Exactly reproduce the line containing "Enumerate this screenshot's" and all later lines to the end of the entries, leaving the pictures out of your copy.

*** THE RECORDS

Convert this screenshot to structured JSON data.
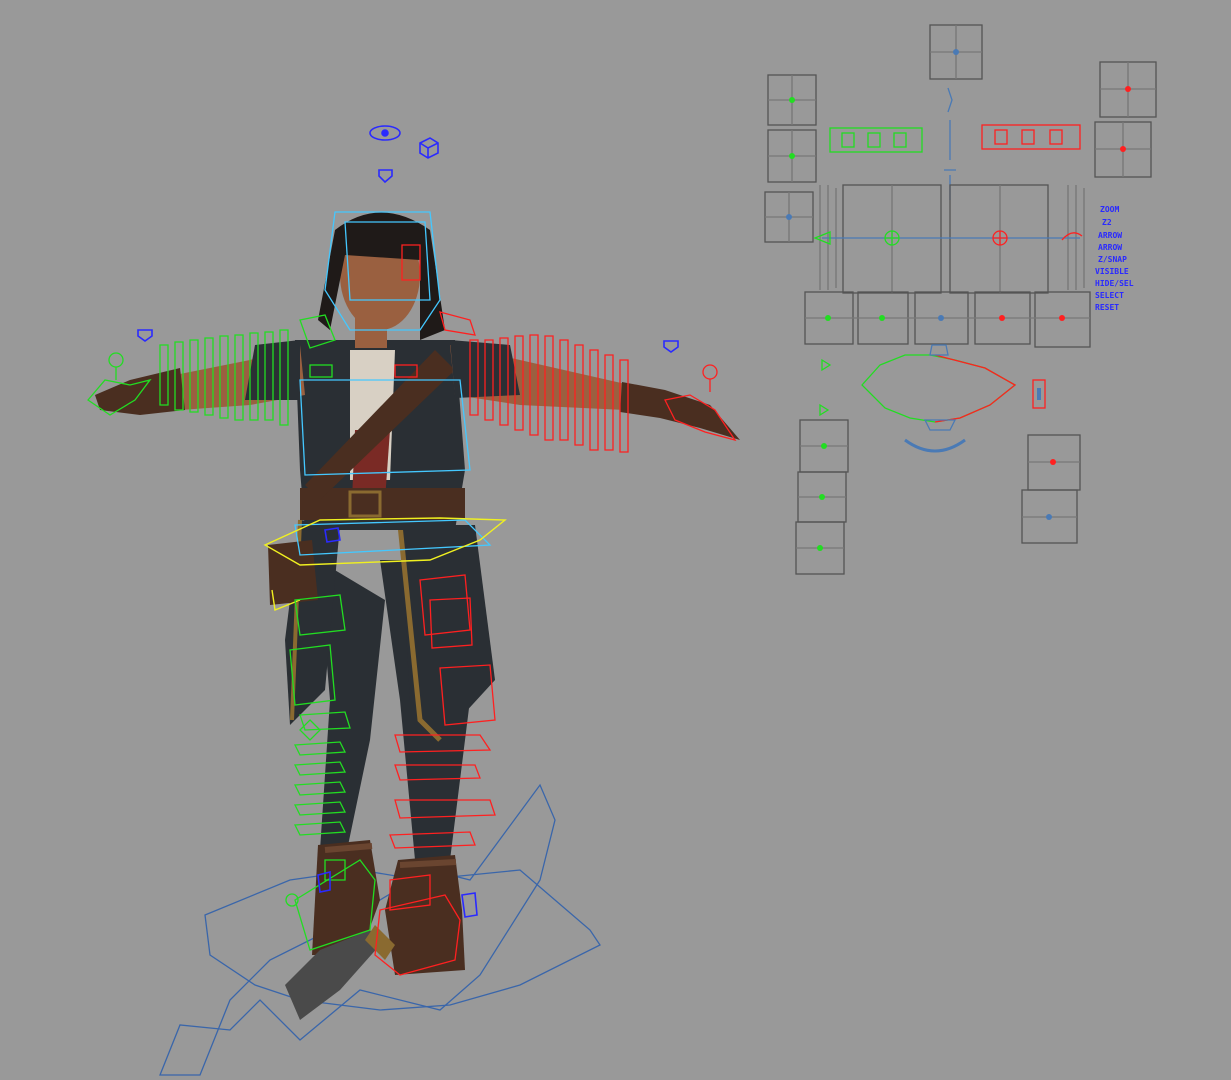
{
  "viewport": {
    "background": "#999999",
    "character": "rigged pirate character in T-pose"
  },
  "colors": {
    "left_side": "#22dd22",
    "right_side": "#ff2020",
    "center": "#2a2aff",
    "body_ctl": "#44c8ff",
    "hip_ctl": "#f0f020",
    "panel_line": "#555555",
    "root": "#3a66aa",
    "skin": "#9a6040",
    "cloth_dark": "#2a2f34",
    "trim_gold": "#8a6a30",
    "leather": "#4a2e20"
  },
  "picker_panel": {
    "labels": [
      "ZOOM",
      "Z2",
      "ARROW",
      "ARROW",
      "Z/SNAP",
      "VISIBLE",
      "HIDE/SEL",
      "SELECT",
      "RESET"
    ]
  },
  "icons": {
    "eye_icon": "eye-icon",
    "cube_icon": "cube-icon",
    "heart_icon": "heart-icon"
  }
}
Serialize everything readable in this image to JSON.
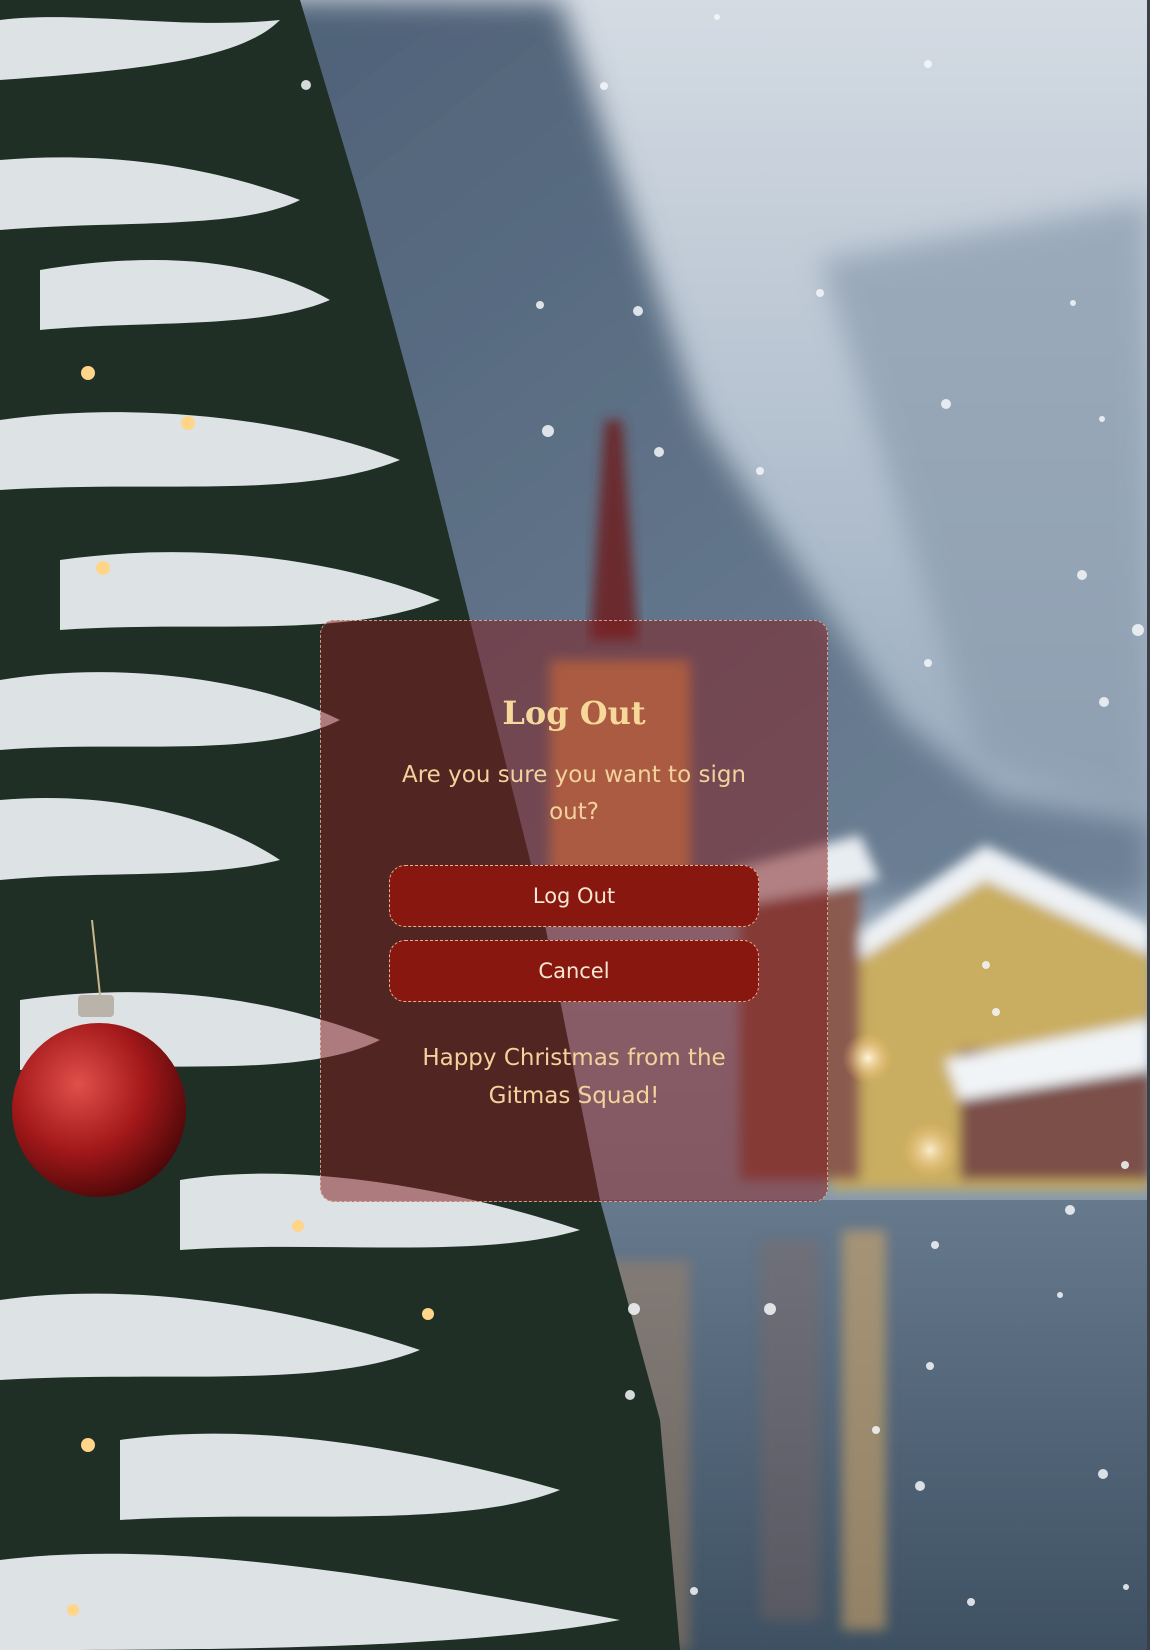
{
  "dialog": {
    "title": "Log Out",
    "message": "Are you sure you want to sign out?",
    "confirm_label": "Log Out",
    "cancel_label": "Cancel",
    "footer": "Happy Christmas from the Gitmas Squad!"
  },
  "background": {
    "description_icons": [
      "christmas-tree-icon",
      "ornament-icon",
      "snowflake-icon"
    ],
    "colors": {
      "sky": "#c5ced8",
      "mountain": "#5a6e84",
      "water": "#4f6478",
      "tree": "#24352b",
      "snow": "#eef2f5",
      "ornament": "#a11a1a"
    }
  },
  "theme": {
    "panel": "#801c1e",
    "button": "#87170f",
    "accent_text": "#f6d89a"
  }
}
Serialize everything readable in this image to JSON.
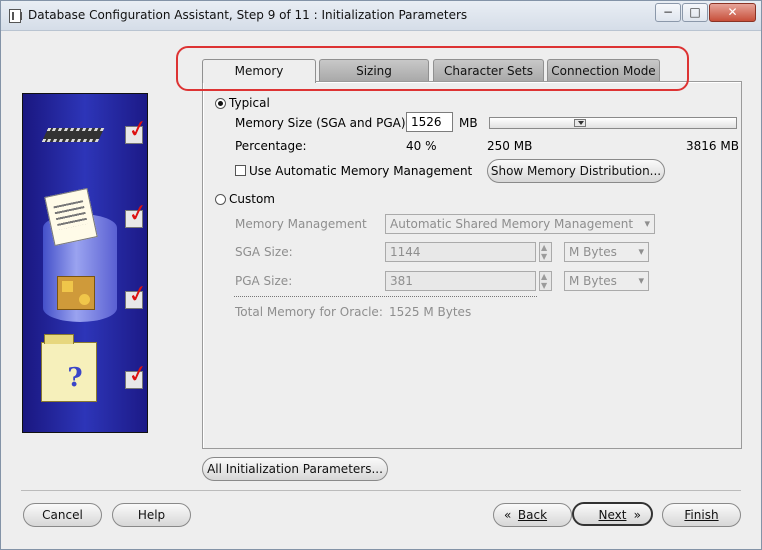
{
  "window": {
    "title": "Database Configuration Assistant, Step 9 of 11 : Initialization Parameters",
    "controls": {
      "minimize": "−",
      "maximize": "□",
      "close": "✕"
    }
  },
  "tabs": [
    {
      "label": "Memory",
      "active": true
    },
    {
      "label": "Sizing",
      "active": false
    },
    {
      "label": "Character Sets",
      "active": false
    },
    {
      "label": "Connection Mode",
      "active": false
    }
  ],
  "memory": {
    "typical_label": "Typical",
    "memory_size_label": "Memory Size (SGA and PGA):",
    "memory_size_value": "1526",
    "memory_size_unit": "MB",
    "percentage_label": "Percentage:",
    "percentage_value": "40 %",
    "slider_min": "250 MB",
    "slider_max": "3816 MB",
    "slider_position": 0.36,
    "automatic_label": "Use Automatic Memory Management",
    "show_distribution_button": "Show Memory Distribution...",
    "custom_label": "Custom",
    "memory_management_label": "Memory Management",
    "memory_management_value": "Automatic Shared Memory Management",
    "sga_size_label": "SGA Size:",
    "sga_size_value": "1144",
    "sga_unit": "M Bytes",
    "pga_size_label": "PGA Size:",
    "pga_size_value": "381",
    "pga_unit": "M Bytes",
    "total_memory_label": "Total Memory for Oracle:",
    "total_memory_value": "1525 M Bytes"
  },
  "buttons": {
    "all_parameters": "All Initialization Parameters...",
    "cancel": "Cancel",
    "help": "Help",
    "back": "Back",
    "next": "Next",
    "finish": "Finish"
  },
  "sidebar_icons": [
    "chip-icon",
    "documents-icon",
    "database-icon",
    "help-folder-icon"
  ],
  "colors": {
    "highlight": "#dd3333",
    "sidebar_blue": "#2d35b8",
    "check_red": "#dd1111"
  }
}
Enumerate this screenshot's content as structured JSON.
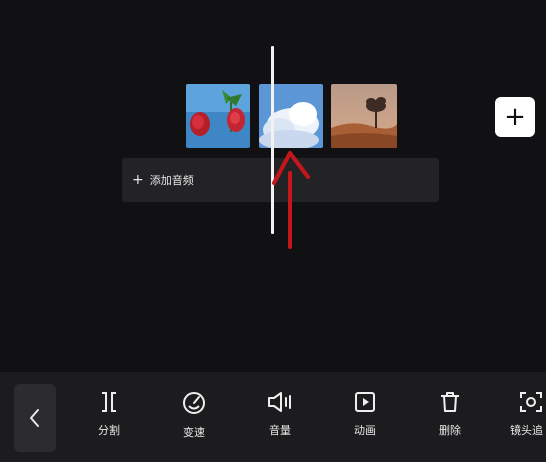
{
  "timeline": {
    "clips": [
      {
        "name": "clip-roses"
      },
      {
        "name": "clip-clouds"
      },
      {
        "name": "clip-tree-sunset"
      }
    ],
    "audio_track": {
      "plus": "+",
      "label": "添加音频"
    },
    "add_button_label": "+"
  },
  "toolbar": {
    "back_icon": "chevron-left-icon",
    "tools": [
      {
        "label": "分割",
        "icon": "split-icon"
      },
      {
        "label": "变速",
        "icon": "speed-icon"
      },
      {
        "label": "音量",
        "icon": "volume-icon"
      },
      {
        "label": "动画",
        "icon": "animation-icon"
      },
      {
        "label": "删除",
        "icon": "delete-icon"
      },
      {
        "label": "镜头追",
        "icon": "camera-track-icon"
      }
    ]
  },
  "colors": {
    "background": "#111113",
    "audio_track": "#232326",
    "toolbar": "#1c1c1e",
    "playhead": "#f2f2f2",
    "annotation_arrow": "#c4161c"
  }
}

******

TASK RESPONSE
Enumerate this screenshot's content as structured JSON.
{
  "timeline": {
    "clips": [
      {
        "name": "clip-roses"
      },
      {
        "name": "clip-clouds"
      },
      {
        "name": "clip-tree-sunset"
      }
    ],
    "audio_track": {
      "plus": "+",
      "label": "添加音频"
    },
    "add_button_label": "+"
  },
  "toolbar": {
    "back_icon": "chevron-left-icon",
    "tools": [
      {
        "label": "分割",
        "icon": "split-icon"
      },
      {
        "label": "变速",
        "icon": "speed-icon"
      },
      {
        "label": "音量",
        "icon": "volume-icon"
      },
      {
        "label": "动画",
        "icon": "animation-icon"
      },
      {
        "label": "删除",
        "icon": "delete-icon"
      },
      {
        "label": "镜头追",
        "icon": "camera-track-icon"
      }
    ]
  },
  "colors": {
    "background": "#111113",
    "audio_track": "#232326",
    "toolbar": "#1c1c1e",
    "playhead": "#f2f2f2",
    "annotation_arrow": "#c4161c"
  }
}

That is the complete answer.